GIVEN PROBLEM: Look through the data for the string "tuotteen". Copy every line where it is found.

··· DATA SHOWN ···

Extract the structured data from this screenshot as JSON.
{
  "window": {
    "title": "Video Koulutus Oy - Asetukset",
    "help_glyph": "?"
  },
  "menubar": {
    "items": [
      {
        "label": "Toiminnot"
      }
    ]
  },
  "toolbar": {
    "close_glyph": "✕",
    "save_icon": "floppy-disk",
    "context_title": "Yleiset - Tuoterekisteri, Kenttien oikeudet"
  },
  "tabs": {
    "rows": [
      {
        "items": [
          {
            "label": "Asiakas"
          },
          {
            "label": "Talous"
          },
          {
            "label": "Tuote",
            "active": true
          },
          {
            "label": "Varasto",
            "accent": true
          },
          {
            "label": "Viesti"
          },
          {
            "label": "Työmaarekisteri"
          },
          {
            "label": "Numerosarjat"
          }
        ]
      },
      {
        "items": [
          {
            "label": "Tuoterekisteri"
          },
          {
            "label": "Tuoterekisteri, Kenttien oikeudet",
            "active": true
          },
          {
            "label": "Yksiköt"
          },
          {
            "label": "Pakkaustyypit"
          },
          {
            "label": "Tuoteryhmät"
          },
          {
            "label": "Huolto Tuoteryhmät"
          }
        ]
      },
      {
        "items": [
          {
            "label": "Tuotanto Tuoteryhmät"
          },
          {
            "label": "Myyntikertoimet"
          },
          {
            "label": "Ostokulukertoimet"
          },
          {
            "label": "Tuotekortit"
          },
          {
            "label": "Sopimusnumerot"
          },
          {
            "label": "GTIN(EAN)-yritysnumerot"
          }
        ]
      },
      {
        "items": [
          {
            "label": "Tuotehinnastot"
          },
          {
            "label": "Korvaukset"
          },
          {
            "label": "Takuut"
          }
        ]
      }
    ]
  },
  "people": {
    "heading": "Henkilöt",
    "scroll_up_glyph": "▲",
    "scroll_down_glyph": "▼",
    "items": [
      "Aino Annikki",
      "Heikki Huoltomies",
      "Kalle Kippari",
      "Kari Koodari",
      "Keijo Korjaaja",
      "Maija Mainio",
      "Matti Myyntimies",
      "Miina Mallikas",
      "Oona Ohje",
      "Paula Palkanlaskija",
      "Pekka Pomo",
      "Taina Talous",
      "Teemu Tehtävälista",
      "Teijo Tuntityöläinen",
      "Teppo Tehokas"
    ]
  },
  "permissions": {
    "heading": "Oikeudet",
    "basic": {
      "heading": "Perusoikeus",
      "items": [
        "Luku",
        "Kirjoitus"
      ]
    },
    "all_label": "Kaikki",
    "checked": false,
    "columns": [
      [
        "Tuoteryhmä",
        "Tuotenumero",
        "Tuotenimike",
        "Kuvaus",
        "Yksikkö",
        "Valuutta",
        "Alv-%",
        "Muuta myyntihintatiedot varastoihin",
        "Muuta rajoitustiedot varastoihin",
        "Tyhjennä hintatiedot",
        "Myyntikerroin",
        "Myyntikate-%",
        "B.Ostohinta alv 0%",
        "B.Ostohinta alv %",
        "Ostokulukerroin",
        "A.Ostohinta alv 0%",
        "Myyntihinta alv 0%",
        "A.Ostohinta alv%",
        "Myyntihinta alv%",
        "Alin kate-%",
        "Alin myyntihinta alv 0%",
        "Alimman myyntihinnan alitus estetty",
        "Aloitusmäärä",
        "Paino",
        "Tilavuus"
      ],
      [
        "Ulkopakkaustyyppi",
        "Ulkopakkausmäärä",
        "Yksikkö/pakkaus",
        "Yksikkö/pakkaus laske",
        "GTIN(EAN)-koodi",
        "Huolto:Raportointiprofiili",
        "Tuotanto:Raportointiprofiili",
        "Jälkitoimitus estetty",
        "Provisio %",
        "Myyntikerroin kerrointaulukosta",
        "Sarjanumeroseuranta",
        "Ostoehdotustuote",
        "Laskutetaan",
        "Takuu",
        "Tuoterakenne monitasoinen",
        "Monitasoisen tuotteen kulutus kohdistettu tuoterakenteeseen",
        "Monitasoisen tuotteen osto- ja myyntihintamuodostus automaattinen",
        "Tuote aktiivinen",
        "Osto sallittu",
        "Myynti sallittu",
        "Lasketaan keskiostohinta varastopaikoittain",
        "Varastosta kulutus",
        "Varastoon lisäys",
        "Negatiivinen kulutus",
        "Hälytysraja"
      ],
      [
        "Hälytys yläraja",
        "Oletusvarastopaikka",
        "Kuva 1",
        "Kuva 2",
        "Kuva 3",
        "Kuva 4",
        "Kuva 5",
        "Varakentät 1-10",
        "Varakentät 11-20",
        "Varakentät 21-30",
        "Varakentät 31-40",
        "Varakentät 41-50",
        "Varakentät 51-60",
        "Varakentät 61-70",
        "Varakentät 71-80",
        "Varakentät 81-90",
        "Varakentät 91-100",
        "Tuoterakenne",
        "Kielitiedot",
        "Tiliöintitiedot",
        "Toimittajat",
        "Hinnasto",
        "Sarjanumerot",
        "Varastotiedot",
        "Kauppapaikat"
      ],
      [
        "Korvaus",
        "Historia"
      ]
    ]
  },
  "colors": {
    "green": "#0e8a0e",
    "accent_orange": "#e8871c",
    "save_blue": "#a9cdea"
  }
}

···

OUTPUT:
        "Monitasoisen tuotteen kulutus kohdistettu tuoterakenteeseen",
        "Monitasoisen tuotteen osto- ja myyntihintamuodostus automaattinen",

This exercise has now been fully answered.